┌─ DATA ROWS

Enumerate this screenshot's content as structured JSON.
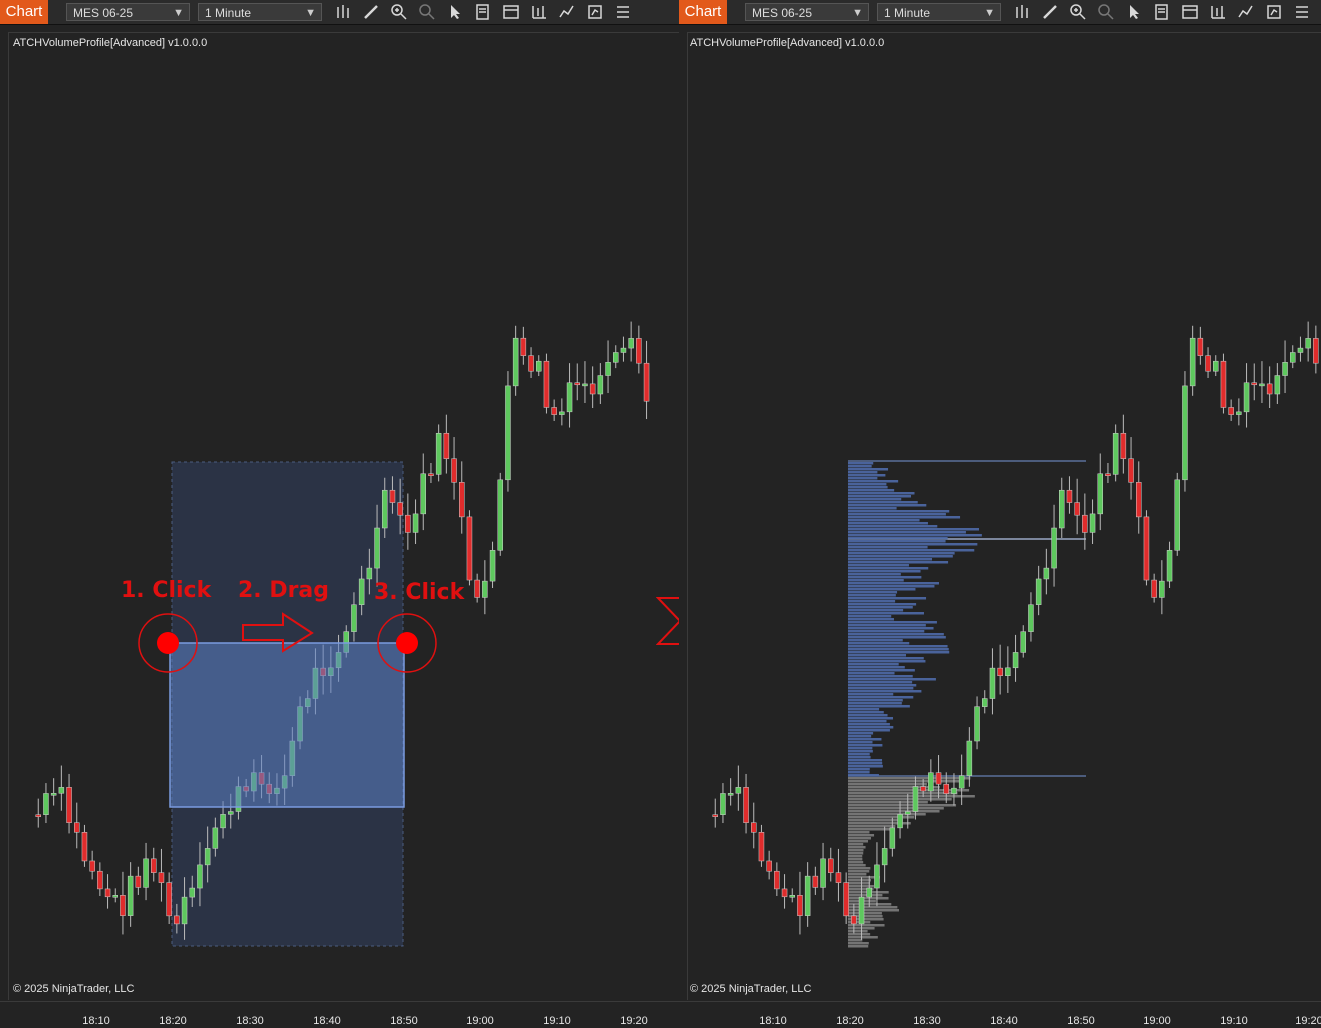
{
  "left_panel": {
    "tab": "Chart",
    "instrument": "MES 06-25",
    "interval": "1 Minute",
    "indicator_label": "ATCHVolumeProfile[Advanced] v1.0.0.0",
    "copyright": "© 2025 NinjaTrader, LLC",
    "x_ticks": [
      "18:10",
      "18:20",
      "18:30",
      "18:40",
      "18:50",
      "19:00",
      "19:10",
      "19:20"
    ],
    "steps": {
      "step1": "1. Click",
      "step2": "2. Drag",
      "step3": "3. Click"
    }
  },
  "right_panel": {
    "tab": "Chart",
    "instrument": "MES 06-25",
    "interval": "1 Minute",
    "indicator_label": "ATCHVolumeProfile[Advanced] v1.0.0.0",
    "copyright": "© 2025 NinjaTrader, LLC",
    "x_ticks": [
      "18:10",
      "18:20",
      "18:30",
      "18:40",
      "18:50",
      "19:00",
      "19:10",
      "19:20"
    ]
  },
  "toolbar_icons": [
    "bars-icon",
    "pencil-icon",
    "zoom-in-icon",
    "zoom-out-icon",
    "pointer-icon",
    "properties-icon",
    "template-icon",
    "strategies-icon",
    "indicators-icon",
    "share-icon",
    "menu-icon"
  ],
  "colors": {
    "up": "#5ec85e",
    "down": "#e02c2c",
    "tab": "#e2591b",
    "selection": "#5b7fc4",
    "profile": "#4f6aa8",
    "annotation": "#e01010"
  }
}
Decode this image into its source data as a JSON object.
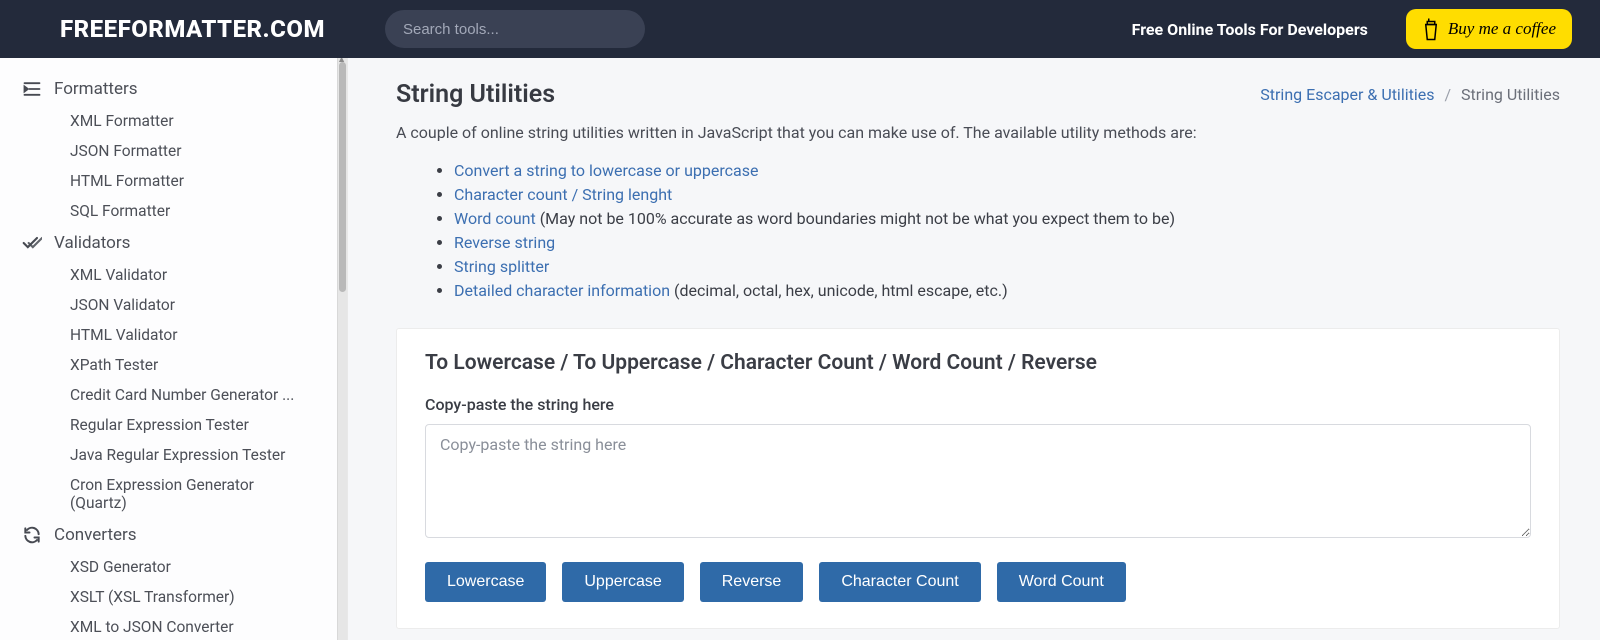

└─

PROBLEM DESCRIPTION: Verbatim reproduction of every record is required; images are left out.

RESULT OF THE EXERCISE:
Enumerate this screenshot's content as structured JSON.
{
  "left_panel": {
    "tab": "Chart",
    "instrument": "MES 06-25",
    "interval": "1 Minute",
    "indicator_label": "ATCHVolumeProfile[Advanced] v1.0.0.0",
    "copyright": "© 2025 NinjaTrader, LLC",
    "x_ticks": [
      "18:10",
      "18:20",
      "18:30",
      "18:40",
      "18:50",
      "19:00",
      "19:10",
      "19:20"
    ],
    "steps": {
      "step1": "1. Click",
      "step2": "2. Drag",
      "step3": "3. Click"
    }
  },
  "right_panel": {
    "tab": "Chart",
    "instrument": "MES 06-25",
    "interval": "1 Minute",
    "indicator_label": "ATCHVolumeProfile[Advanced] v1.0.0.0",
    "copyright": "© 2025 NinjaTrader, LLC",
    "x_ticks": [
      "18:10",
      "18:20",
      "18:30",
      "18:40",
      "18:50",
      "19:00",
      "19:10",
      "19:20"
    ]
  },
  "toolbar_icons": [
    "bars-icon",
    "pencil-icon",
    "zoom-in-icon",
    "zoom-out-icon",
    "pointer-icon",
    "properties-icon",
    "template-icon",
    "strategies-icon",
    "indicators-icon",
    "share-icon",
    "menu-icon"
  ],
  "colors": {
    "up": "#5ec85e",
    "down": "#e02c2c",
    "tab": "#e2591b",
    "selection": "#5b7fc4",
    "profile": "#4f6aa8",
    "annotation": "#e01010"
  }
}
Decode this image into its source data as a JSON object.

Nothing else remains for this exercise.